━━ Records for the task
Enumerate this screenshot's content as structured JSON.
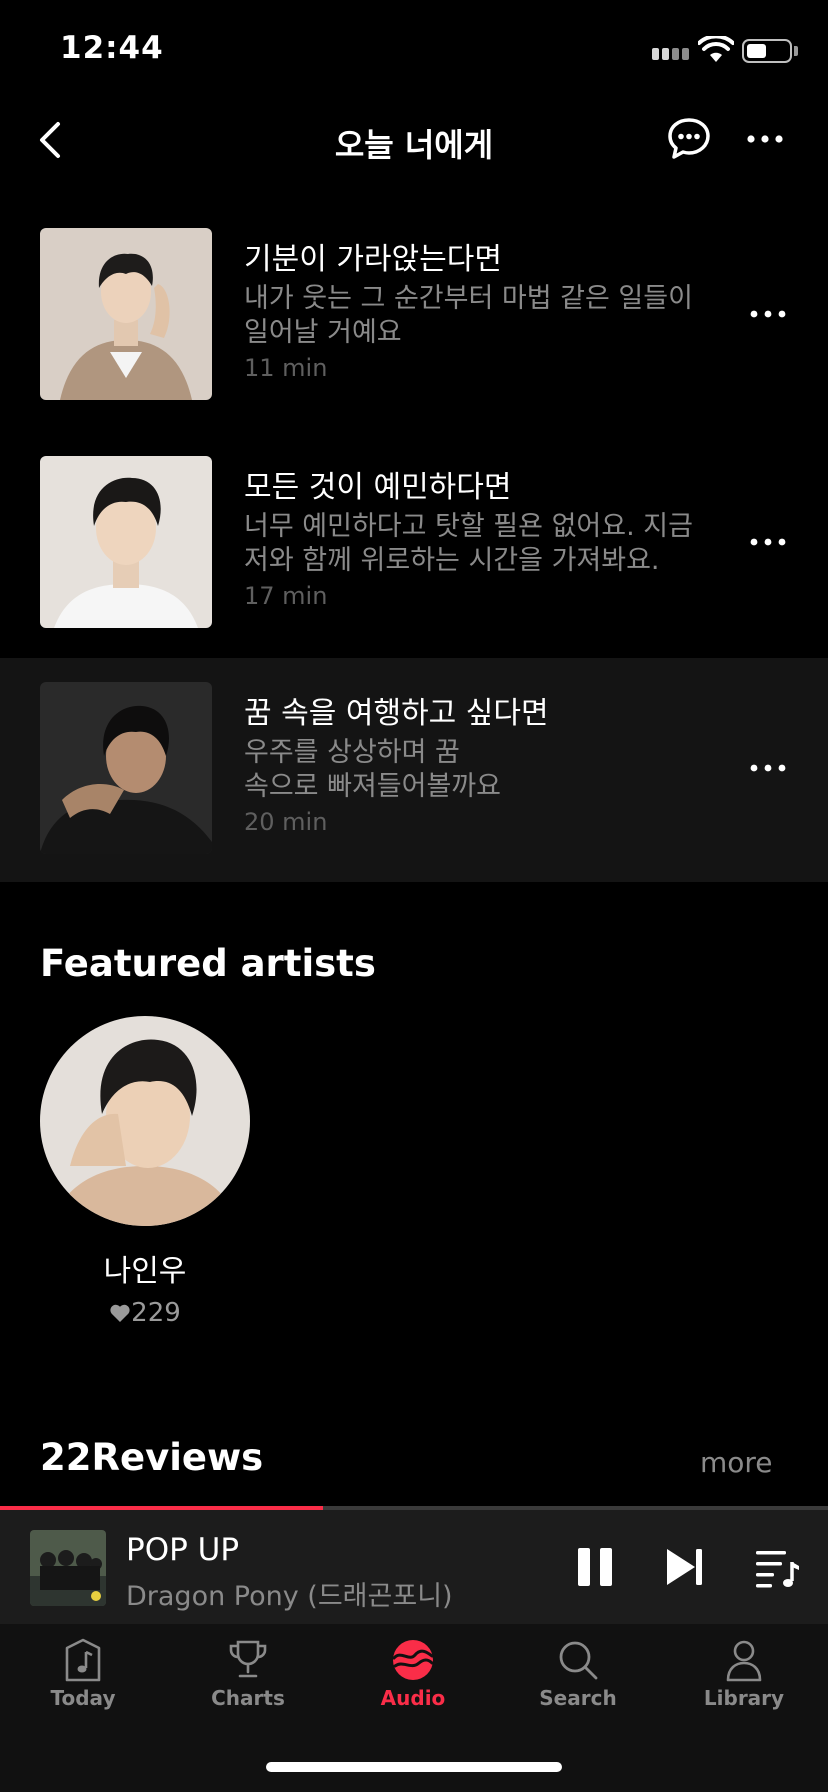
{
  "status_bar": {
    "time": "12:44",
    "battery_level": 0.55
  },
  "header": {
    "title": "오늘 너에게"
  },
  "episodes": [
    {
      "title": "기분이 가라앉는다면",
      "desc_line1": "내가 웃는 그 순간부터 마법 같은 일들이",
      "desc_line2": "일어날 거예요",
      "duration": "11 min",
      "thumb_color": "#d9cfc6"
    },
    {
      "title": "모든 것이 예민하다면",
      "desc_line1": "너무 예민하다고 탓할 필욘 없어요. 지금",
      "desc_line2": "저와 함께 위로하는 시간을 가져봐요.",
      "duration": "17 min",
      "thumb_color": "#e6e1dc"
    },
    {
      "title": "꿈 속을 여행하고 싶다면",
      "desc_line1": "우주를 상상하며 꿈",
      "desc_line2": "속으로 빠져들어볼까요",
      "duration": "20 min",
      "thumb_color": "#2a2a2a"
    }
  ],
  "featured": {
    "title": "Featured artists",
    "artist": {
      "name": "나인우",
      "likes": "229"
    }
  },
  "reviews": {
    "title": "22Reviews",
    "more": "more"
  },
  "player": {
    "title": "POP UP",
    "artist": "Dragon Pony (드래곤포니)",
    "progress": 0.39
  },
  "tabs": [
    {
      "label": "Today",
      "icon": "music-note-icon"
    },
    {
      "label": "Charts",
      "icon": "trophy-icon"
    },
    {
      "label": "Audio",
      "icon": "audio-icon"
    },
    {
      "label": "Search",
      "icon": "search-icon"
    },
    {
      "label": "Library",
      "icon": "person-icon"
    }
  ],
  "colors": {
    "accent": "#fa2d48",
    "background": "#000000",
    "secondary_text": "#8a8a8a"
  }
}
━━━━
■ Written request
Leave out the pictures and print each record exactly as it stands.

■ Solution
Enumerate this screenshot's content as structured JSON.
{
  "status_bar": {
    "time": "12:44",
    "battery_level": 0.55
  },
  "header": {
    "title": "오늘 너에게"
  },
  "episodes": [
    {
      "title": "기분이 가라앉는다면",
      "desc_line1": "내가 웃는 그 순간부터 마법 같은 일들이",
      "desc_line2": "일어날 거예요",
      "duration": "11 min",
      "thumb_color": "#d9cfc6"
    },
    {
      "title": "모든 것이 예민하다면",
      "desc_line1": "너무 예민하다고 탓할 필욘 없어요. 지금",
      "desc_line2": "저와 함께 위로하는 시간을 가져봐요.",
      "duration": "17 min",
      "thumb_color": "#e6e1dc"
    },
    {
      "title": "꿈 속을 여행하고 싶다면",
      "desc_line1": "우주를 상상하며 꿈",
      "desc_line2": "속으로 빠져들어볼까요",
      "duration": "20 min",
      "thumb_color": "#2a2a2a"
    }
  ],
  "featured": {
    "title": "Featured artists",
    "artist": {
      "name": "나인우",
      "likes": "229"
    }
  },
  "reviews": {
    "title": "22Reviews",
    "more": "more"
  },
  "player": {
    "title": "POP UP",
    "artist": "Dragon Pony (드래곤포니)",
    "progress": 0.39
  },
  "tabs": [
    {
      "label": "Today",
      "icon": "music-note-icon"
    },
    {
      "label": "Charts",
      "icon": "trophy-icon"
    },
    {
      "label": "Audio",
      "icon": "audio-icon"
    },
    {
      "label": "Search",
      "icon": "search-icon"
    },
    {
      "label": "Library",
      "icon": "person-icon"
    }
  ],
  "colors": {
    "accent": "#fa2d48",
    "background": "#000000",
    "secondary_text": "#8a8a8a"
  }
}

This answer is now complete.